**What is being asked:** Using the records provided below, locate and copy each line that contains the word "this".

--- START Material provided ---

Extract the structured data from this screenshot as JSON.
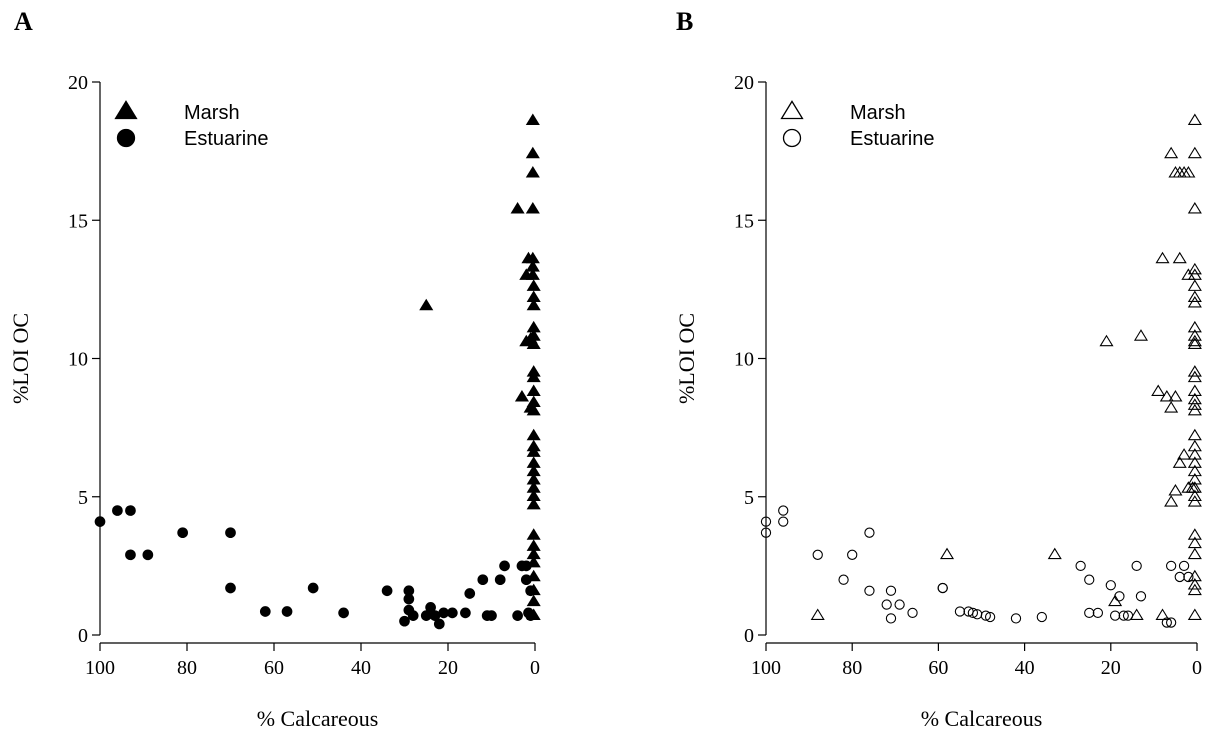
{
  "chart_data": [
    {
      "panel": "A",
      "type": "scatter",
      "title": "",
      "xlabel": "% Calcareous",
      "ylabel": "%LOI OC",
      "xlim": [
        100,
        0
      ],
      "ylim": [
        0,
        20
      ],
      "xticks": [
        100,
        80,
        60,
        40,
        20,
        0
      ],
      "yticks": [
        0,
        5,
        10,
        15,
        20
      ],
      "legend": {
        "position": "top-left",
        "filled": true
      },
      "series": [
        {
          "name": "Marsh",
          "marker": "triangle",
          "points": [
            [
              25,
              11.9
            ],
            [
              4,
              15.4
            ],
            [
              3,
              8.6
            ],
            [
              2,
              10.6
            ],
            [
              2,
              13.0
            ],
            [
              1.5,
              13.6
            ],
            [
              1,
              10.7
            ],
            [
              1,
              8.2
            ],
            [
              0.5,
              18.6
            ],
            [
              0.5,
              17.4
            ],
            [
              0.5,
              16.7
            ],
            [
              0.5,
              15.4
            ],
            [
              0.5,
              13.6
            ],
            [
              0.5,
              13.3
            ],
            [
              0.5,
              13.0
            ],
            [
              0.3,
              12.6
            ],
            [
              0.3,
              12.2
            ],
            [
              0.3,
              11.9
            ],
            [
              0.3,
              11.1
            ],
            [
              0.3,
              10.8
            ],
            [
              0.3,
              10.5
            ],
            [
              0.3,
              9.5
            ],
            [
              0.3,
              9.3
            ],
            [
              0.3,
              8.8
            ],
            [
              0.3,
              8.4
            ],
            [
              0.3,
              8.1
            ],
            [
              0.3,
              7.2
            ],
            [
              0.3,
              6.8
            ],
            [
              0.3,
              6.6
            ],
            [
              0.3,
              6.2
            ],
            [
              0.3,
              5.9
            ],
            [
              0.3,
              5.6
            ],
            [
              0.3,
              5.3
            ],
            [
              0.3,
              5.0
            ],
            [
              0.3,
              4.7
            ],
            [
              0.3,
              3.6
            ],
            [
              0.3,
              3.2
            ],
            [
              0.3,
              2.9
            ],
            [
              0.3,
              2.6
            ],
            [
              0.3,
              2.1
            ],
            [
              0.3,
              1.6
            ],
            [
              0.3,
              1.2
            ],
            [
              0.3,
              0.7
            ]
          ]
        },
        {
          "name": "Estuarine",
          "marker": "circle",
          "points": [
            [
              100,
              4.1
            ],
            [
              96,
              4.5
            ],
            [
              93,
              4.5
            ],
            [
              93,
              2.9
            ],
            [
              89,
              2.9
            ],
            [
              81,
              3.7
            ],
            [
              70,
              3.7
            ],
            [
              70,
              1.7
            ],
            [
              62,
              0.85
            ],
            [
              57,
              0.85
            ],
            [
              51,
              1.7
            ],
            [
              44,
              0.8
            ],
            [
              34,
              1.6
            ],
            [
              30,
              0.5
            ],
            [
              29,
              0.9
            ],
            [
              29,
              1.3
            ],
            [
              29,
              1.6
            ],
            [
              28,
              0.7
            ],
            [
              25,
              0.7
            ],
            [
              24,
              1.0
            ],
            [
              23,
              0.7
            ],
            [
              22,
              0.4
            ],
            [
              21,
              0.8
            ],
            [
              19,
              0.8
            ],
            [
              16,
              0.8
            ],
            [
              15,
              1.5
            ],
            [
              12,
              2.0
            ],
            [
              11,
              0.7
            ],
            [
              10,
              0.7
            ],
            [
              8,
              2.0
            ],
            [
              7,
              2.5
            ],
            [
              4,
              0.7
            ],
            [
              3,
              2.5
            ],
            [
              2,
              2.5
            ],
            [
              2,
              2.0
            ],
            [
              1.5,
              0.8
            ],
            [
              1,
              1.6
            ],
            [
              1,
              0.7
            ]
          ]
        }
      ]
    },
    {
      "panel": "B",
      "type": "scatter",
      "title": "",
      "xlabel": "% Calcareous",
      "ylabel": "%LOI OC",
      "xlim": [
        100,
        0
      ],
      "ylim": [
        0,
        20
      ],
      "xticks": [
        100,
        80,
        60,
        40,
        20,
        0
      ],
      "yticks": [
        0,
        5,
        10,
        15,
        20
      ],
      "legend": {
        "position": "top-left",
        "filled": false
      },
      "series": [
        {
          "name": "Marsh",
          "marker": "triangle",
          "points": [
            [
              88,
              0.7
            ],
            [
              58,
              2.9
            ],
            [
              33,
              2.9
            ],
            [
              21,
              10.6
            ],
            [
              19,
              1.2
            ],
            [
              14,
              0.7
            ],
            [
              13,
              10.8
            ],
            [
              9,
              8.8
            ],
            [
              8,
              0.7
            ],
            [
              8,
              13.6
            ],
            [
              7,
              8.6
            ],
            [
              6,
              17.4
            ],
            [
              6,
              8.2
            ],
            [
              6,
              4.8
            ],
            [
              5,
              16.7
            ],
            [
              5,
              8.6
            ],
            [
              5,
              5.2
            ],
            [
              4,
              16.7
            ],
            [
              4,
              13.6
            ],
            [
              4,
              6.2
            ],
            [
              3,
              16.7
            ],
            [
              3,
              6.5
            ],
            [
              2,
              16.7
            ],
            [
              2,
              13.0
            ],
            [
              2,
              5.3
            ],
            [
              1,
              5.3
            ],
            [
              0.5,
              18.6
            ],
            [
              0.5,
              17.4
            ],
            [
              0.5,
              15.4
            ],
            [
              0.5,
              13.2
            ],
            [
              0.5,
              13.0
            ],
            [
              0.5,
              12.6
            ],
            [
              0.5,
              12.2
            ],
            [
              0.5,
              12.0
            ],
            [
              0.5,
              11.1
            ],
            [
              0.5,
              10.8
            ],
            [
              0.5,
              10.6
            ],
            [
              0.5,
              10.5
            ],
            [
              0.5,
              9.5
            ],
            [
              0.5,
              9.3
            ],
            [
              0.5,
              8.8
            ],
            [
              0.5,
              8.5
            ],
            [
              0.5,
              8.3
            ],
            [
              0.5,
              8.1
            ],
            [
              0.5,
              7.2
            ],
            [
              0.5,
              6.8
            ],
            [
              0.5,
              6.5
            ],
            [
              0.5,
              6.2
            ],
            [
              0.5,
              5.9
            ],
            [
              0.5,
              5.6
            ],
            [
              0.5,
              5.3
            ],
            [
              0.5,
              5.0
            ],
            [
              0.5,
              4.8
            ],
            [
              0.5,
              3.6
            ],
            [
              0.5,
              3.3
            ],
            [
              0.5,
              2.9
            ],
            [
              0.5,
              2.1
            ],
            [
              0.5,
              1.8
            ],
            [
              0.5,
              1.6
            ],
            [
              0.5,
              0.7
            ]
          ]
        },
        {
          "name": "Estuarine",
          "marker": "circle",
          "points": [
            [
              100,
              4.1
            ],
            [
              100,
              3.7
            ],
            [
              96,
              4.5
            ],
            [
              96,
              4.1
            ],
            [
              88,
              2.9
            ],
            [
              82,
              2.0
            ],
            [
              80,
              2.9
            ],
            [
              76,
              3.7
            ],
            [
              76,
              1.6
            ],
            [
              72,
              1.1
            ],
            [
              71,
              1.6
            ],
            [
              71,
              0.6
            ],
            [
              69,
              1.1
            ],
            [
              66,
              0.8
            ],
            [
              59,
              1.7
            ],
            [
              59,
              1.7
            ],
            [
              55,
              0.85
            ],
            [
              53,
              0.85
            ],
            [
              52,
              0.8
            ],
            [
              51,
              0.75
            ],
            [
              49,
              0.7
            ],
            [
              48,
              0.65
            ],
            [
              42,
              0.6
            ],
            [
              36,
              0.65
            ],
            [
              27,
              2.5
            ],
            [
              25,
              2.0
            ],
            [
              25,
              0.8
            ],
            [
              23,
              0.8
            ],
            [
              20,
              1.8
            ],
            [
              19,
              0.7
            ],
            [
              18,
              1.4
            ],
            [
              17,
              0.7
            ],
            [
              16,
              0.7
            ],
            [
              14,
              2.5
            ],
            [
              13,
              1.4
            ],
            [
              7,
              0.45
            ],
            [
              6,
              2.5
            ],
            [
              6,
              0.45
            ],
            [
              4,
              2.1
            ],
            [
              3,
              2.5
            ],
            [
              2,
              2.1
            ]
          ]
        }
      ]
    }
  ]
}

--- END Material provided ---
--- START Material provided ---

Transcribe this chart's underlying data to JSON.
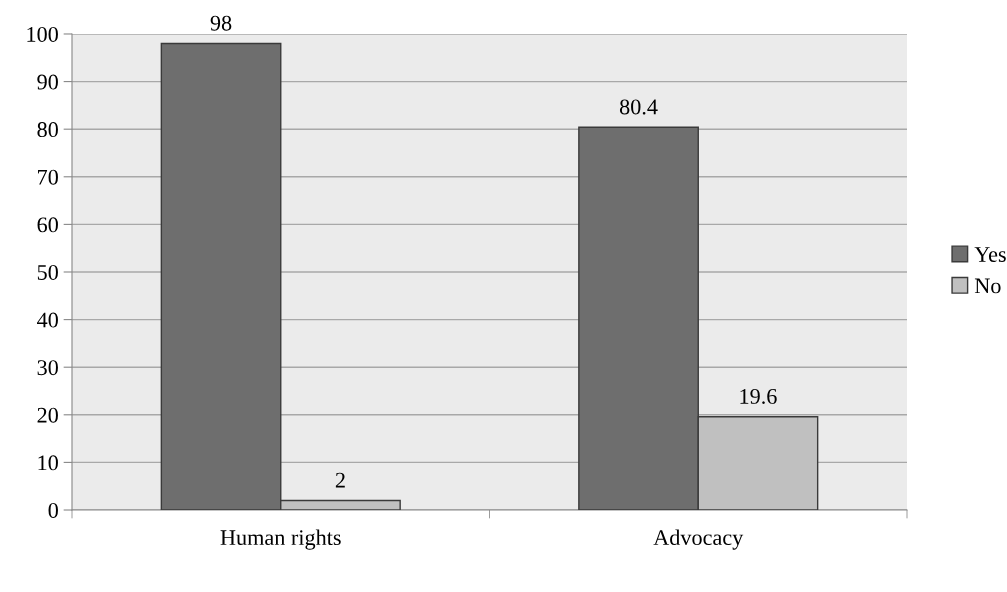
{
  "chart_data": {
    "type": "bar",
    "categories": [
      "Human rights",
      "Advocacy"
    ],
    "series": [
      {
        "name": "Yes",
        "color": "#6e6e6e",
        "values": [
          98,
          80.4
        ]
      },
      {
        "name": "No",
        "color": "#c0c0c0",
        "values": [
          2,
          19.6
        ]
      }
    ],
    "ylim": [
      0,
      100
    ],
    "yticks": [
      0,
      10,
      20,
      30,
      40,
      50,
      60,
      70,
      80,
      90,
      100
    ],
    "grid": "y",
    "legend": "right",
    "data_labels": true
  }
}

--- END Material provided ---

**The solution:**
Extract the structured data from this screenshot as JSON.
Transcribe this chart's underlying data to JSON.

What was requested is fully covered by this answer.